> [EXERCISE DESCRIPTION]:
Restate the complete material exactly.

> [GIVEN ENTRIES]:
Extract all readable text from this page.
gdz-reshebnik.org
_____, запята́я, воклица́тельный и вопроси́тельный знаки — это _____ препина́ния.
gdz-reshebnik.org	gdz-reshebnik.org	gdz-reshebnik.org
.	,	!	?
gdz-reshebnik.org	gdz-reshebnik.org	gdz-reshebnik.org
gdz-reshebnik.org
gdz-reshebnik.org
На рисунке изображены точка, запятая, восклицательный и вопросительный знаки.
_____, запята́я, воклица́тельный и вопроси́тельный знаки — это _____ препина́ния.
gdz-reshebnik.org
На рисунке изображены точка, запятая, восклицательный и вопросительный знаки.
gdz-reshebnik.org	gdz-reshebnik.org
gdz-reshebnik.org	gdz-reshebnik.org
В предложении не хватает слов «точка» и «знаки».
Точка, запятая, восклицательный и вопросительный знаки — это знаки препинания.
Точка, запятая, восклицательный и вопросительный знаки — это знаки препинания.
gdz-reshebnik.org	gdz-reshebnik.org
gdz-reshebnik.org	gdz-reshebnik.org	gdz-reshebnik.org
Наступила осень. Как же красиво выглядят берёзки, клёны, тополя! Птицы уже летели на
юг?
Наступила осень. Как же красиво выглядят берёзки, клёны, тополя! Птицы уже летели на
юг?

> [CORRECT RESULT]:
Extract all readable text from this page.
gdz-reshebnik.org
_____, запята́я, воклица́тельный и вопроси́тельный знаки — это _____ препина́ния.
gdz-reshebnik.org	gdz-reshebnik.org	gdz-reshebnik.org
.	,	!	?
gdz-reshebnik.org	gdz-reshebnik.org	gdz-reshebnik.org
gdz-reshebnik.org
gdz-reshebnik.org
На рисунке изображены точка, запятая, восклицательный и вопросительный знаки.
_____, запята́я, воклица́тельный и вопроси́тельный знаки — это _____ препина́ния.
gdz-reshebnik.org
На рисунке изображены точка, запятая, восклицательный и вопросительный знаки.
gdz-reshebnik.org	gdz-reshebnik.org
gdz-reshebnik.org	gdz-reshebnik.org
В предложении не хватает слов «точка» и «знаки».
Точка, запятая, восклицательный и вопросительный знаки — это знаки препинания.
Точка, запятая, восклицательный и вопросительный знаки — это знаки препинания.
gdz-reshebnik.org	gdz-reshebnik.org
gdz-reshebnik.org	gdz-reshebnik.org	gdz-reshebnik.org
Наступила осень. Как же красиво выглядят берёзки, клёны, тополя! Птицы уже летели на
юг?
Наступила осень. Как же красиво выглядят берёзки, клёны, тополя! Птицы уже летели на
юг?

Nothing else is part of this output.